* DOKUMENT
+ + + + +
Schule der Mäusemaler (2. Teil): Alles über räumliche Gestaltung und die richtige Perspektive

Diesmal geht es um die Aufteilung eines Bildes und vor allem um die richtige Perspektive. Außerdem gibt es Hinweise zu komplexen Zeichenfunktionen, die nicht unbedingt in jedem Programm verfügbar sind, und Tips zum einfachen Übertragen von Vorlagen.

Schließen wir zunächst an die »Hausaufgabe« vom letzten Mal an. Haben Sie mit den verschiedenen Strichstärken und Füllmustern experimentiert? Die Ergebnisse unterscheiden sich in ihrer Wirkung teilweise sehr stark voneinander.

Grundsätzlich ist zu beachten: Feine Strichzeichnungen eignen sich für größere Bildausschnitte, dickere Konturen rücken ein bestimmtes Detail besonders in den Blickpunkt. Stellen Sie sich eine Gruppe von Menschen vor, die miteinander reden. Alle Figuren sind nur mit wenigen feinen Strichen gezeichnet. Umrisse und Andeutungen der Figuren genügen bereits. In der Mitte zeichnen Sie zwei Personen mit stärkeren Umrissen, schon ist die Aufmerksamkeit des Betrachters auf die Bildmitte gelenkt.
+ + + + +
* GEZEIGTE ZEILEN
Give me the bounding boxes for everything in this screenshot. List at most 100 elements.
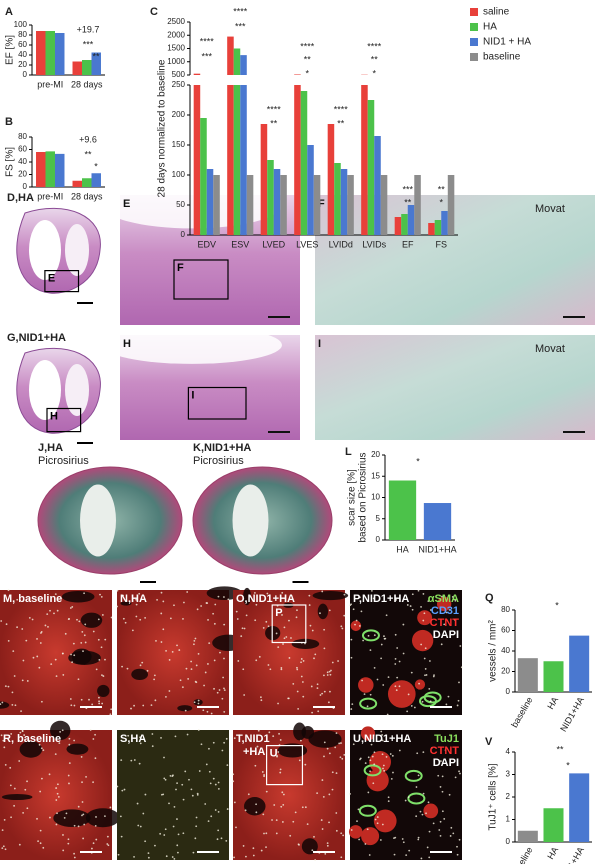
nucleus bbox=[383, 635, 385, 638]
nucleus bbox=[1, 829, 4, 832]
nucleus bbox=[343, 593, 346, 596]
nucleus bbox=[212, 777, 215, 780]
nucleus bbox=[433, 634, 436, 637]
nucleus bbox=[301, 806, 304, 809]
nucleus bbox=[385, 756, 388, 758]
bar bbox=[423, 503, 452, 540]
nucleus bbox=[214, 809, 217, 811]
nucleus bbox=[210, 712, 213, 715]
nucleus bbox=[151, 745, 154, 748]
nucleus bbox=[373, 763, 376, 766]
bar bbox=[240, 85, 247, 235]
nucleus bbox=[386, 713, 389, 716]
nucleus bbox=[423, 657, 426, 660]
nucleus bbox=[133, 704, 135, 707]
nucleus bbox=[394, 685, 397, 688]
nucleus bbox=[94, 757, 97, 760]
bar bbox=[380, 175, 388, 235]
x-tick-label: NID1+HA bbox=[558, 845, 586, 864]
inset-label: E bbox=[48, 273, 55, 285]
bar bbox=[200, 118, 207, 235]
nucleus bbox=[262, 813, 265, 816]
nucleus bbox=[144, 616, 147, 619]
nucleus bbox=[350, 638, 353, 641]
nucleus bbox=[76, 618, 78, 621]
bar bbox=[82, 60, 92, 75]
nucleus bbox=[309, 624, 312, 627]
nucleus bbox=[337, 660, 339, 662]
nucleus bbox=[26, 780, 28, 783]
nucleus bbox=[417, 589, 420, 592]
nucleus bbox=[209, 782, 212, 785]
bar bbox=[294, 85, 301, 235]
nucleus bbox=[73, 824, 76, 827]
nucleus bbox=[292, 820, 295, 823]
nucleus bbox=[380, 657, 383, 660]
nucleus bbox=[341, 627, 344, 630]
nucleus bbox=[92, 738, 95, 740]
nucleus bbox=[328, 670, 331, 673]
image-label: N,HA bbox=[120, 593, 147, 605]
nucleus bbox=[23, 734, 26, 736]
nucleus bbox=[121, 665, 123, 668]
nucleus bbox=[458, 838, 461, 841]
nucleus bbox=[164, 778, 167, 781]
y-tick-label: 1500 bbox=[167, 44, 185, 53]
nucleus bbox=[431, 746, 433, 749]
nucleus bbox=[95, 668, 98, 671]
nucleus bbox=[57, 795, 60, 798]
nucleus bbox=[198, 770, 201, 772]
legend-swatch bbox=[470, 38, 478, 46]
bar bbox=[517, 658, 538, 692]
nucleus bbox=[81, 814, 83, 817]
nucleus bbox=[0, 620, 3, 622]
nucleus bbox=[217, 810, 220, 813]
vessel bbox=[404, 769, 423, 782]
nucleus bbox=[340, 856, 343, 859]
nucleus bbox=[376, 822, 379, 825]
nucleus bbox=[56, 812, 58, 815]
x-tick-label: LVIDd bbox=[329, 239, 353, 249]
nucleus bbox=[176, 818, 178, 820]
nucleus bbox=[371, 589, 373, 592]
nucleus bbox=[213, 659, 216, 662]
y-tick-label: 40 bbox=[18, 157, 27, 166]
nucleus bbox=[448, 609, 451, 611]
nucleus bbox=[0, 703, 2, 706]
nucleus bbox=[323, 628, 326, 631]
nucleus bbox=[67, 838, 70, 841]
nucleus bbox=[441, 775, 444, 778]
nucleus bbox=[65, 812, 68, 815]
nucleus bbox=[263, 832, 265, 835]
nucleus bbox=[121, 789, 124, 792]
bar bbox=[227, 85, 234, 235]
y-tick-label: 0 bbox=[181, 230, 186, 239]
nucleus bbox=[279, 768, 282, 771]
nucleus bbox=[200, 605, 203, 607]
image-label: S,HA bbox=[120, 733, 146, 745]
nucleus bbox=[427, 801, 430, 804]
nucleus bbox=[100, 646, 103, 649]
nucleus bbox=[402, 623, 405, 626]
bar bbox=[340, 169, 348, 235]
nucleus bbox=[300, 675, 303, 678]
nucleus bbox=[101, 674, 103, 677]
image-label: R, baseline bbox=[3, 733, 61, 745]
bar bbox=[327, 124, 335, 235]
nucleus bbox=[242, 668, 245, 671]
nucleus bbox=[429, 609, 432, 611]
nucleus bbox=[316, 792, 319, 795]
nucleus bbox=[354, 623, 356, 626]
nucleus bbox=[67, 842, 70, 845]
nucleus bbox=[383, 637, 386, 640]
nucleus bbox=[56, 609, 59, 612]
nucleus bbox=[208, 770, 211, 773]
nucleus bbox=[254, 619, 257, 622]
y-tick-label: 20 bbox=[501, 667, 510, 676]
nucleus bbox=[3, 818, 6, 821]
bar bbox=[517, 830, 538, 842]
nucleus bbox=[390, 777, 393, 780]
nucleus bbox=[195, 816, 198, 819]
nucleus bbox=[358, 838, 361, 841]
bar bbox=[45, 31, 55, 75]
+ + + + +
* IHRE AUFGABEN
1. Wofür eignen sich feine Strichzeichnungen laut dem Text zur Perspektive?
2. Übersetzen Sie den Satz „Umrisse und Andeutungen der Figuren genügen bereits.“ aus dem Text zur Perspektive ins Englische.
3. Schreiben Sie aus dem Text zur Perspektive den Abschnitt zwischen „Schließen wir zunächst“ und „die Bildmitte gelenkt.“ einschließlich ab.

* LÖSUNGEN
1. Für größere Bildausschnitte.

2. Outlines and suggestions of the figures are already enough.

3.
Schließen wir zunächst an die »Hausaufgabe« vom letzten Mal an. Haben Sie mit den verschiedenen Strichstärken und Füllmustern experimentiert? Die Ergebnisse unterscheiden sich in ihrer Wirkung teilweise sehr stark voneinander.

Grundsätzlich ist zu beachten: Feine Strichzeichnungen eignen sich für größere Bildausschnitte, dickere Konturen rücken ein bestimmtes Detail besonders in den Blickpunkt. Stellen Sie sich eine Gruppe von Menschen vor, die miteinander reden. Alle Figuren sind nur mit wenigen feinen Strichen gezeichnet. Umrisse und Andeutungen der Figuren genügen bereits. In der Mitte zeichnen Sie zwei Personen mit stärkeren Umrissen, schon ist die Aufmerksamkeit des Betrachters auf die Bildmitte gelenkt.